┌─ Document section

Another example is the plane $\R^2$, set of point $(x,y)$ where both
coordinates are from the reals. Scalar multiplication is defined as
$\alpha(x,y) = (\alpha x, \alpha y).$
Another example is the ring of polynomials $K[X]$ over $K$ where $K$
is a field. Scalar multiplication is just multiplying every
coefficient by the scalar. \\
Next we need a notion of linear independance.
\begin{definition}
A set $\inbrace{v_1, v_2, \cdots, v_k}$ is said to be linearly
independant if the only way
$$
c_1v_1 + c_2v_2 + \cdots + c_kv_k = 0
$$
can happen for scalars $c_i$ is when all the $c_i$'s are zero
themselves. That is, no non-trival linearl combination of these
vectors is zero.
\end{definition}
For example, let us look at each of our examples stated and find a
linearly independant set. In $\C$ over $\R$, look at the set
$\inbrace{3,2+i}.$ Suppose $c_1(3) + c_2(2+i) = 0$, then $(3c_1 +
2c_2) + c_2i = 0$ and this is possible only when both $c_1$ and $c_2$
are zero. Hence the set is linearly independant.
And again, look at the set $\inbrace{(1,0),(0,1)}$ in $\R^2.$ This
again is linearly independant since the only way $c_1(1,0) + c_2(0,1)
= (c_1,c_2) = (0,0)$ is when both $c_1$ and $c_2$ are zero.
In the third example, look at the set $\inbrace{1,X,X^2}.$ $c_1 + c_2X
+ c_3X^2$ can be the zero polynomial if and only if all the $c_i$'s
are zero. \\
This is the notion of linear independance. With a little bit of
thought, any vector that can be represented as a linear sum from such a
set is infact uniquely represented so.

└─

Exercise prompt —
Carry on the notes on linear independence, starting after their last sentence. The listing that comes next is from a separate source.

┌─ Records shown

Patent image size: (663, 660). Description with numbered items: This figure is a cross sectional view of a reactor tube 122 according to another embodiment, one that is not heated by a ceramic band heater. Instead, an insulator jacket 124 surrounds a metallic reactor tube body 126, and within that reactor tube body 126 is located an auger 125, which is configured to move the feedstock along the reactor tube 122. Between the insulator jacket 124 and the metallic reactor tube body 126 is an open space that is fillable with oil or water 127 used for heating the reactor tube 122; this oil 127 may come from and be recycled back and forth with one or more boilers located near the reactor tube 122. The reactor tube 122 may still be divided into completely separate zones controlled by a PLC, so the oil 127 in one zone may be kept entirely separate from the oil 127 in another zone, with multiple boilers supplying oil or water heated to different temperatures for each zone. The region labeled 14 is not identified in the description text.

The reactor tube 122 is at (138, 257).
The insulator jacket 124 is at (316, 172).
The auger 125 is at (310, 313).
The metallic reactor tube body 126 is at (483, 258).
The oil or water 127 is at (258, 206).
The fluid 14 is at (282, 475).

└─

Exercise result —
For example, let us assume that $\inbrace{v_1, v_2,\cdots, v_k}$ was a
linearly independant set. Let $v = c_1v_1 + c_2v_2 + \cdots + c_kv_k.$
Suppose this could be represented as a linear sum in a different way,
we shall obtain a contradiction.
\bea{
v & = & c_1v_1 + c_2v_2 + \cdots + c_kv_k\\
& = & c_1'v_1 + c_2'v_2 + \cdots + c_k'v_k\\
\implies 0 &= &(c_1 - c_1')v_1 + \cdots + (c_k - c_k')v_k
}
And if the two representations were indeed different, there is atleast
one $i$ such that $c_i \neq c_i' \implies (c_i - c_i')\neq 0$ but this
would give a non-trivial linaer combination of the $v_i$'s to become
zero. This contradicts our assumption that they were linearly
independant. Hence such linear representations are unique. \\
An example is that every point $(x,y)$ can be represented uniquely as
a linear sum of $(1,0)$ and $(0,1)$ (it is just $x(1,0) +
y(0,1)$). The students are encouraged to also check it for $\C$ with
our linearly independant set being $\inbrace{3,2+i}.$
Let us look at our example of $K[X]$. We saw that $\inbrace{1,X,X^2}$
was a linearly independant subset but the term $X^5$ can never be
written as a linear sum of $1,X,X^2.$ Thus, the set
$\inbrace{1,X,X^2}$ doesn't cover or {\em span} $X^5.$ Since $X^5$ is
not spanned by the set $\inbrace{1,X,X^2}$, we can add it to the set
and it would still be linearly independant.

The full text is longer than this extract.